**Your instructions**
Write out all the entries word for word and omit any pictures.

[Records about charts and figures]
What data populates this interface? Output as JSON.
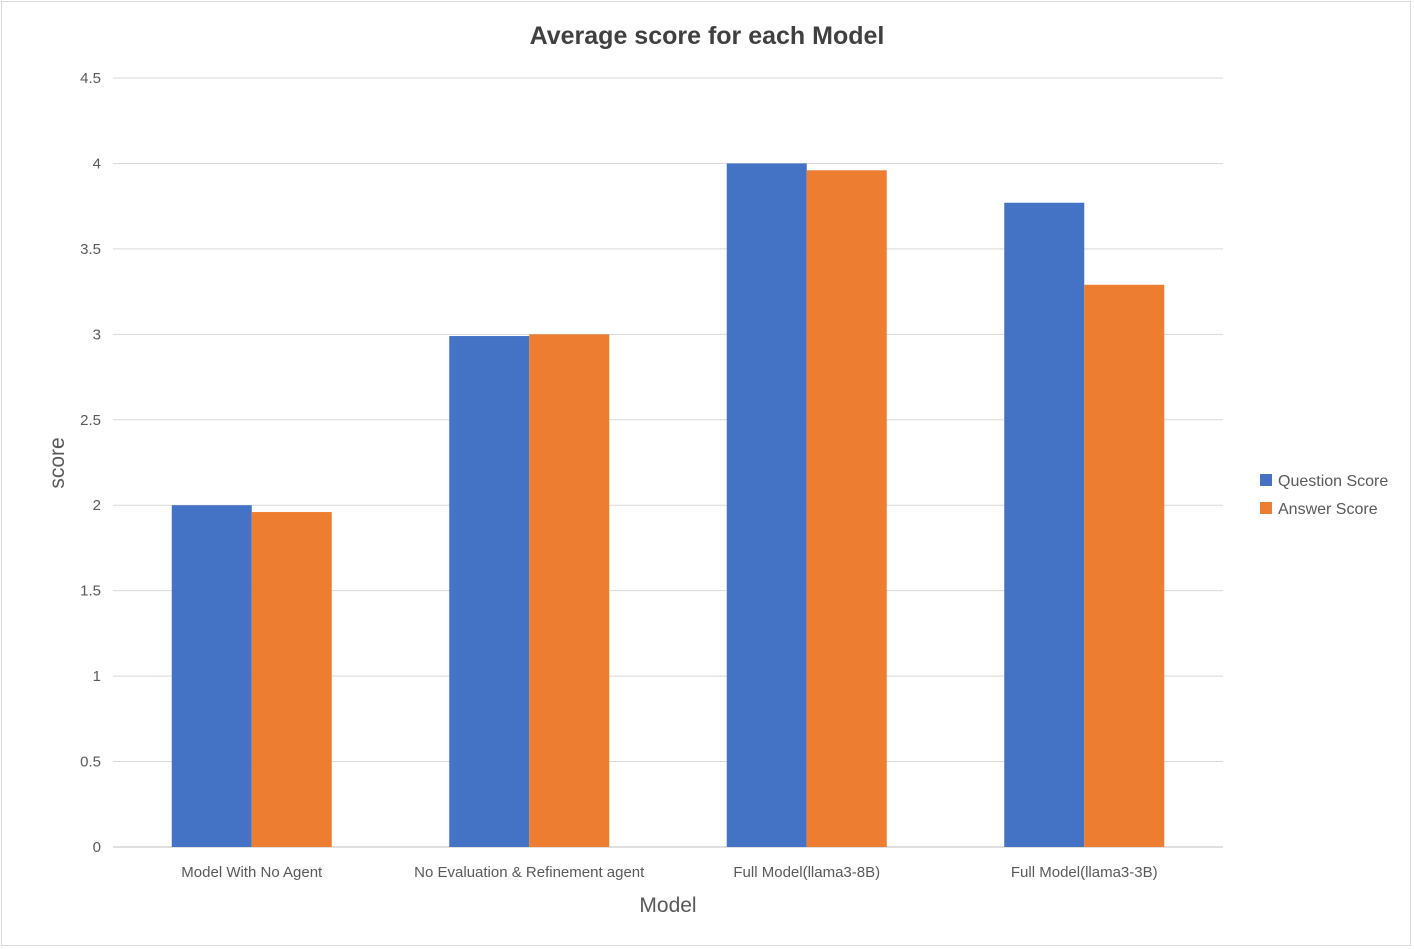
{
  "chart_data": {
    "type": "bar",
    "title": "Average score for each Model",
    "xlabel": "Model",
    "ylabel": "score",
    "categories": [
      "Model With No Agent",
      "No Evaluation & Refinement agent",
      "Full Model(llama3-8B)",
      "Full Model(llama3-3B)"
    ],
    "series": [
      {
        "name": "Question Score",
        "color": "#4472c4",
        "values": [
          2.0,
          2.99,
          4.0,
          3.77
        ]
      },
      {
        "name": "Answer Score",
        "color": "#ed7d31",
        "values": [
          1.96,
          3.0,
          3.96,
          3.29
        ]
      }
    ],
    "ylim": [
      0,
      4.5
    ],
    "yticks": [
      "0",
      "0.5",
      "1",
      "1.5",
      "2",
      "2.5",
      "3",
      "3.5",
      "4",
      "4.5"
    ],
    "grid": true,
    "legend_position": "right"
  }
}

**Result for this exercise**
What data populates this interface? Output as JSON.
{
  "chart_data": {
    "type": "bar",
    "title": "Average score for each Model",
    "xlabel": "Model",
    "ylabel": "score",
    "categories": [
      "Model With No Agent",
      "No Evaluation & Refinement agent",
      "Full Model(llama3-8B)",
      "Full Model(llama3-3B)"
    ],
    "series": [
      {
        "name": "Question Score",
        "color": "#4472c4",
        "values": [
          2.0,
          2.99,
          4.0,
          3.77
        ]
      },
      {
        "name": "Answer Score",
        "color": "#ed7d31",
        "values": [
          1.96,
          3.0,
          3.96,
          3.29
        ]
      }
    ],
    "ylim": [
      0,
      4.5
    ],
    "yticks": [
      "0",
      "0.5",
      "1",
      "1.5",
      "2",
      "2.5",
      "3",
      "3.5",
      "4",
      "4.5"
    ],
    "grid": true,
    "legend_position": "right"
  }
}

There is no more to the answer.